Give every line from the entries that contains "Payment".

--------

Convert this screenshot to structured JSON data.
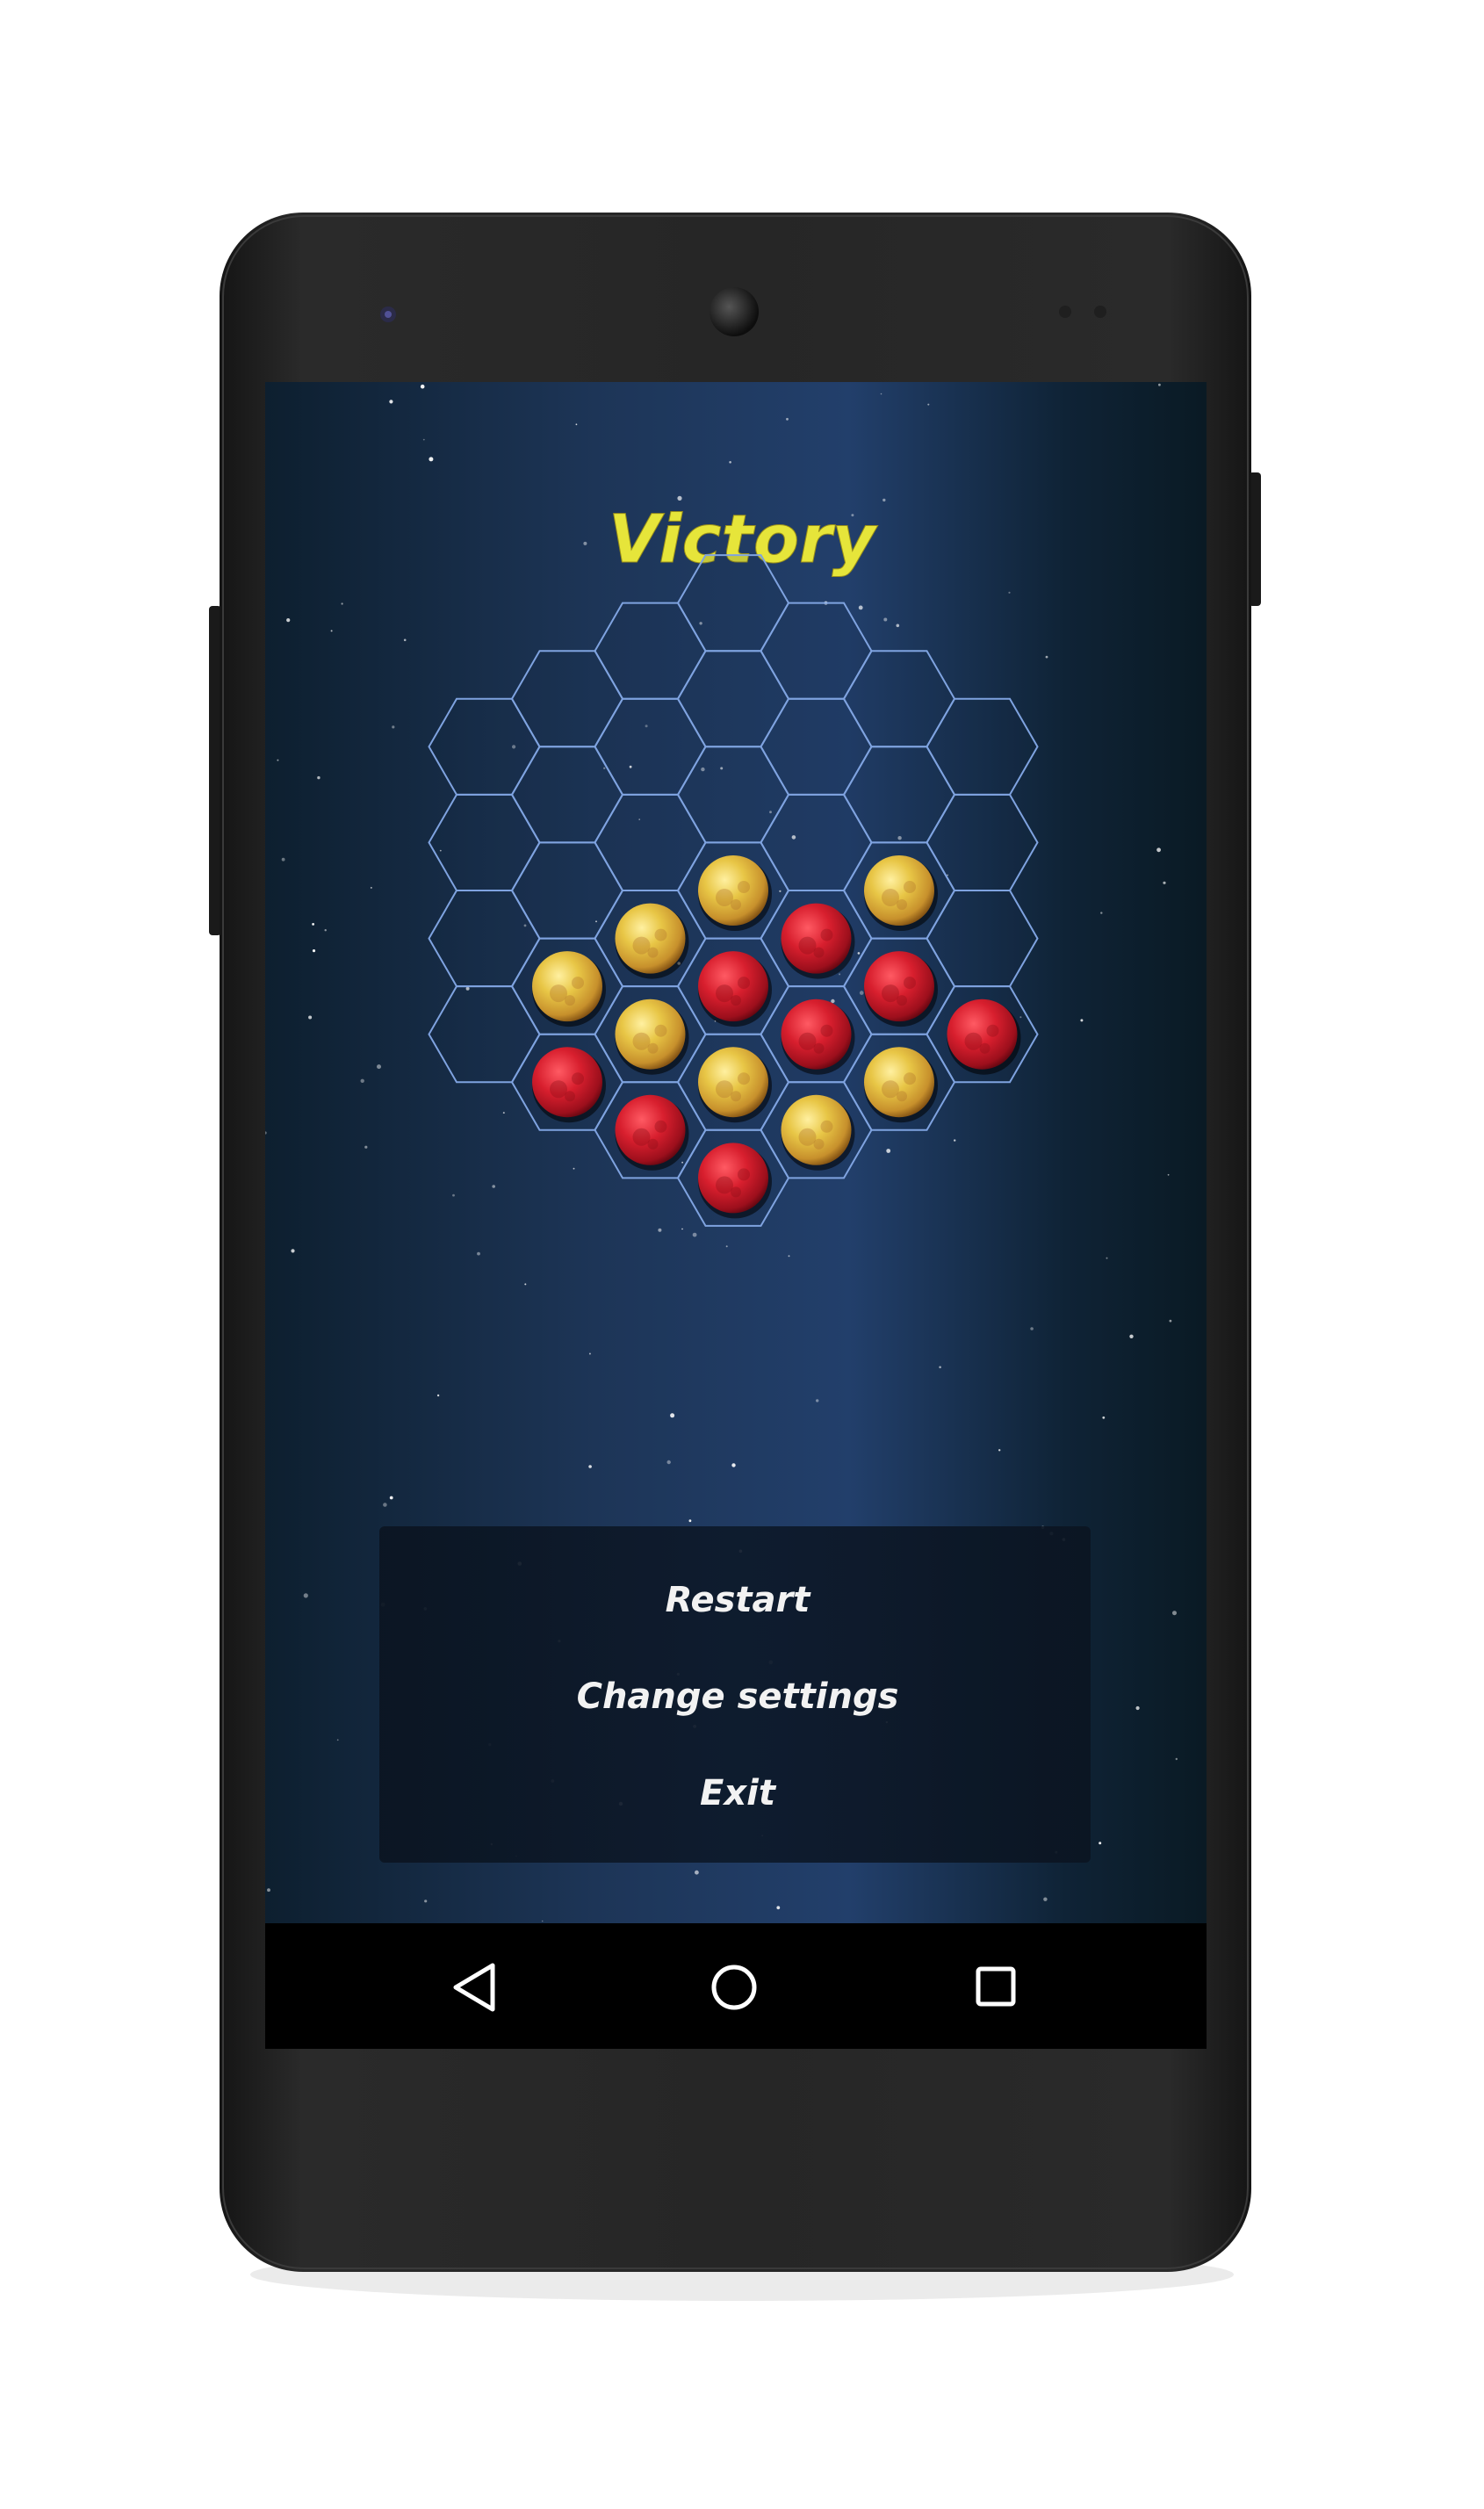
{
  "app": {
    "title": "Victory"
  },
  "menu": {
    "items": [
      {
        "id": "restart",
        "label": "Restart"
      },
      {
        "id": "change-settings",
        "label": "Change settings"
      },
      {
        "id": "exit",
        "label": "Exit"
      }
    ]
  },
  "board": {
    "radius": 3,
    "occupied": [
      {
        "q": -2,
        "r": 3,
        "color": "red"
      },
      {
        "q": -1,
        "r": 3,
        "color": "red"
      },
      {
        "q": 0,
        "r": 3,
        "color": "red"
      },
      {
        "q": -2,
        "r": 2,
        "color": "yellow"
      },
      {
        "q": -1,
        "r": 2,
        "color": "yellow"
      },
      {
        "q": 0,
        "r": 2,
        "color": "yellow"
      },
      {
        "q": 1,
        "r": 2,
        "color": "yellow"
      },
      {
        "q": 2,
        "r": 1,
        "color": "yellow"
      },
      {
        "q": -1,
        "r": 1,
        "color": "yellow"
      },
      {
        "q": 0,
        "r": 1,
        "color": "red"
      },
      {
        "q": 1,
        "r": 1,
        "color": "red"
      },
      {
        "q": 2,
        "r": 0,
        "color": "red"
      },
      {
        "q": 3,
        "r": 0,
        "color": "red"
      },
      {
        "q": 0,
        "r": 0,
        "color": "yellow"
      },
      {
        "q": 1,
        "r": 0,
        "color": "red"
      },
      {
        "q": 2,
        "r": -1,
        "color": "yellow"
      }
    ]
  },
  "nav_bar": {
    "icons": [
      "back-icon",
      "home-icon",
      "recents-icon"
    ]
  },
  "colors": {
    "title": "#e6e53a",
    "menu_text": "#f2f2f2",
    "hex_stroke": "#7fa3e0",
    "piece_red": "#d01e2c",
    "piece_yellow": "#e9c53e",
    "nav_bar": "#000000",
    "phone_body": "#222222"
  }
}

--------

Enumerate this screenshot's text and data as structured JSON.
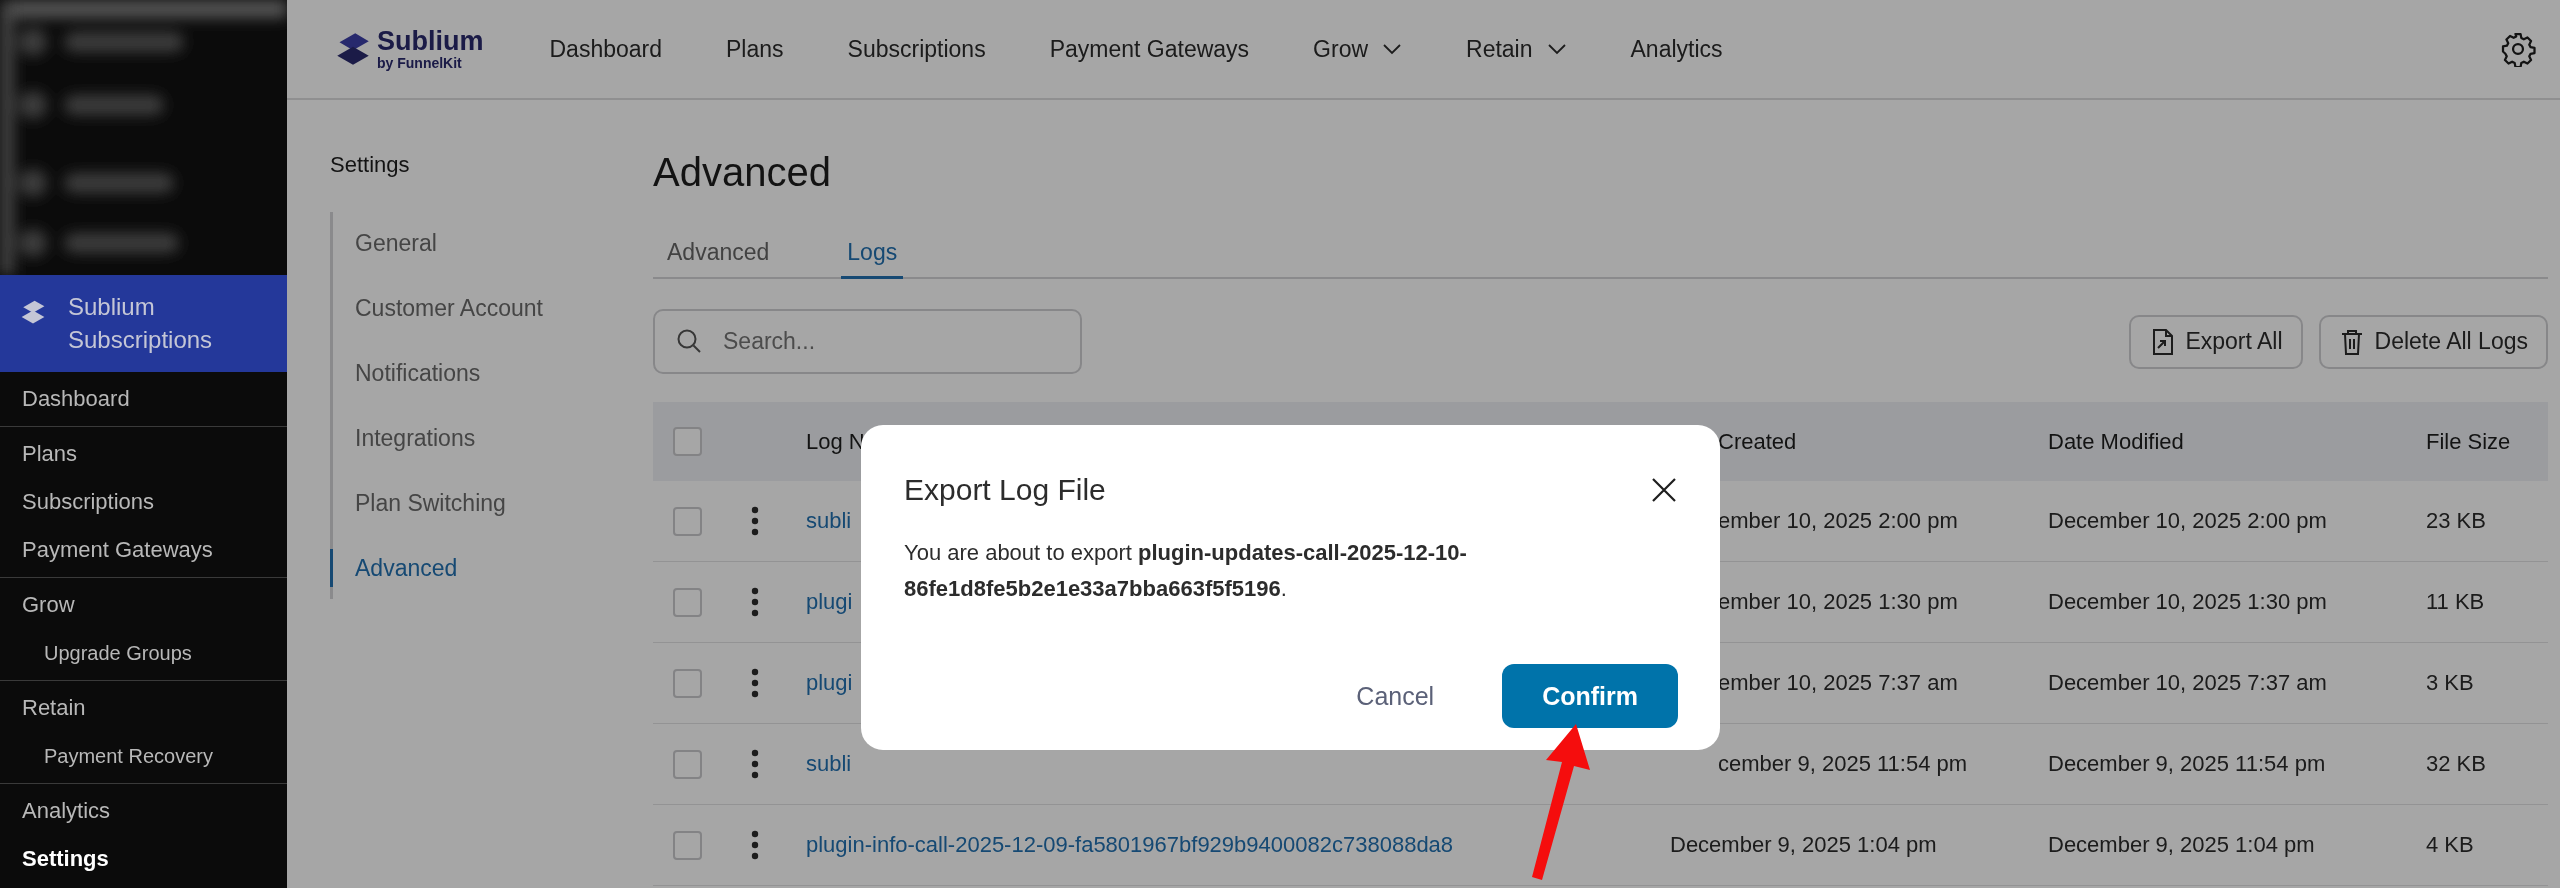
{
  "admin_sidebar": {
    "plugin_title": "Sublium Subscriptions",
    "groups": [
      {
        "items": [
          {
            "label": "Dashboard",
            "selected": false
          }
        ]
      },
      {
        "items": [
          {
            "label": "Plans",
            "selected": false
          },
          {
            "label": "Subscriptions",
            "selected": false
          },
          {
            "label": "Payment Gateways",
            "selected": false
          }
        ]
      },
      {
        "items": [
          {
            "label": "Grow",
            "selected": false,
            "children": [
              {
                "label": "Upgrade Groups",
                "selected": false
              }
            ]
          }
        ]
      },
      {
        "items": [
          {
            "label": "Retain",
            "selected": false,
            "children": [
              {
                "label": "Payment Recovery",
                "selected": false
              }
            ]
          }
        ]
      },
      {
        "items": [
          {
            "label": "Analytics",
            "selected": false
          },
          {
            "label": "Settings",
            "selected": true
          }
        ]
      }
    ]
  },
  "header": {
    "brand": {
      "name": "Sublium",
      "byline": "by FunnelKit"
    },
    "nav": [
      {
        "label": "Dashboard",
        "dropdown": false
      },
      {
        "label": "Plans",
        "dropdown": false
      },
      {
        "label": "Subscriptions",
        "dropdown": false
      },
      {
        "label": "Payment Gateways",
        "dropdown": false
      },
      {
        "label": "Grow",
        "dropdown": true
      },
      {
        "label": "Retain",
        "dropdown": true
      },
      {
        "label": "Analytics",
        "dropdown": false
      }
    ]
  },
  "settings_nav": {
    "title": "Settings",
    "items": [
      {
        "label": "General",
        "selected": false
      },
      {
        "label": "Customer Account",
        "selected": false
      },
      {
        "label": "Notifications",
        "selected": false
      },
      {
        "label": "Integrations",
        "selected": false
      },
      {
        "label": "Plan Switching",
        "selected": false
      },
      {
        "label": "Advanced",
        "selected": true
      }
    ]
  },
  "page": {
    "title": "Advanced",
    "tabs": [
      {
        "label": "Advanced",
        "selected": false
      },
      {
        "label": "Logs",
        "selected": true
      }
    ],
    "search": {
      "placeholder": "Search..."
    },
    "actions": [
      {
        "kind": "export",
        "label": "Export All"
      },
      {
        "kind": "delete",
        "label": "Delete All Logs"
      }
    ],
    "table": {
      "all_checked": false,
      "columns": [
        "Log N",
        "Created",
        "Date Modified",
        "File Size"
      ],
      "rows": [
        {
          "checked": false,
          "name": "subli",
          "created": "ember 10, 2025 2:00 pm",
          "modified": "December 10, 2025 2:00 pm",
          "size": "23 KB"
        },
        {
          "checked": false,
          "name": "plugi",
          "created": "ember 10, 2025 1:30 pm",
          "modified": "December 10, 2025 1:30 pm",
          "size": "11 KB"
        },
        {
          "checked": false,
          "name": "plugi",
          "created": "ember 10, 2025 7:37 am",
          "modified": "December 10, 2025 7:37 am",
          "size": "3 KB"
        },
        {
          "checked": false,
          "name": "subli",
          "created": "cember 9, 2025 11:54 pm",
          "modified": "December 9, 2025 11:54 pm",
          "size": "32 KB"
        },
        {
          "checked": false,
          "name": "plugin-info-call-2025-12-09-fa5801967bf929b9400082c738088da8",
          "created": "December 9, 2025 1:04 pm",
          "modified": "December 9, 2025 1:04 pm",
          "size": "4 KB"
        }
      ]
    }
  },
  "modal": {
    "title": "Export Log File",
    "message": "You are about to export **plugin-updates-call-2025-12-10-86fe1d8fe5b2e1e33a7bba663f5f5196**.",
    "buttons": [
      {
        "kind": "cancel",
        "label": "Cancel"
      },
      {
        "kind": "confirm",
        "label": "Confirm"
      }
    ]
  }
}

--------

## Right answer
            "label": "Payment Gateways",
                "label": "Payment Recovery",
        "label": "Payment Gateways",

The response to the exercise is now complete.